Your task is to reproduce the entries below word for word.

⟨

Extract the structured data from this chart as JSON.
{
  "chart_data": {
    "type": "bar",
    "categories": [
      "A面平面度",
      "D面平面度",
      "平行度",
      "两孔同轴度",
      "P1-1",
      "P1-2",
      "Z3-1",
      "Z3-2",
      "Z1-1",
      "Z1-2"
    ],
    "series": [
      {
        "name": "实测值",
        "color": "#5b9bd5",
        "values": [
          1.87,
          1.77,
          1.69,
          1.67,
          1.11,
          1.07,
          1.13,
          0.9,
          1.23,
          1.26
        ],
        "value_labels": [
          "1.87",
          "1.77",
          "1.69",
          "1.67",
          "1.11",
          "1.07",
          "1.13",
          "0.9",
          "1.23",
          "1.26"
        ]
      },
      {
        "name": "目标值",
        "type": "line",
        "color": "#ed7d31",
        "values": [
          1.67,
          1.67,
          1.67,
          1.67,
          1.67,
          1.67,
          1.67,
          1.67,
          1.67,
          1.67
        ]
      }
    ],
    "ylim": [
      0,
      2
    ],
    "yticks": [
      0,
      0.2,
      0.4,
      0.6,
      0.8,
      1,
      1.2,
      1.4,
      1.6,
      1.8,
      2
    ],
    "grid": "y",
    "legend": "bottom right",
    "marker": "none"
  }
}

⟩

» **REPLY TO THE EXERCISE**
Extract the structured data from this chart as JSON.
{
  "chart_data": {
    "type": "bar",
    "categories": [
      "A面平面度",
      "D面平面度",
      "平行度",
      "两孔同轴度",
      "P1-1",
      "P1-2",
      "Z3-1",
      "Z3-2",
      "Z1-1",
      "Z1-2"
    ],
    "series": [
      {
        "name": "实测值",
        "color": "#5b9bd5",
        "values": [
          1.87,
          1.77,
          1.69,
          1.67,
          1.11,
          1.07,
          1.13,
          0.9,
          1.23,
          1.26
        ],
        "value_labels": [
          "1.87",
          "1.77",
          "1.69",
          "1.67",
          "1.11",
          "1.07",
          "1.13",
          "0.9",
          "1.23",
          "1.26"
        ]
      },
      {
        "name": "目标值",
        "type": "line",
        "color": "#ed7d31",
        "values": [
          1.67,
          1.67,
          1.67,
          1.67,
          1.67,
          1.67,
          1.67,
          1.67,
          1.67,
          1.67
        ]
      }
    ],
    "ylim": [
      0,
      2
    ],
    "yticks": [
      0,
      0.2,
      0.4,
      0.6,
      0.8,
      1,
      1.2,
      1.4,
      1.6,
      1.8,
      2
    ],
    "grid": "y",
    "legend": "bottom right",
    "marker": "none"
  }
}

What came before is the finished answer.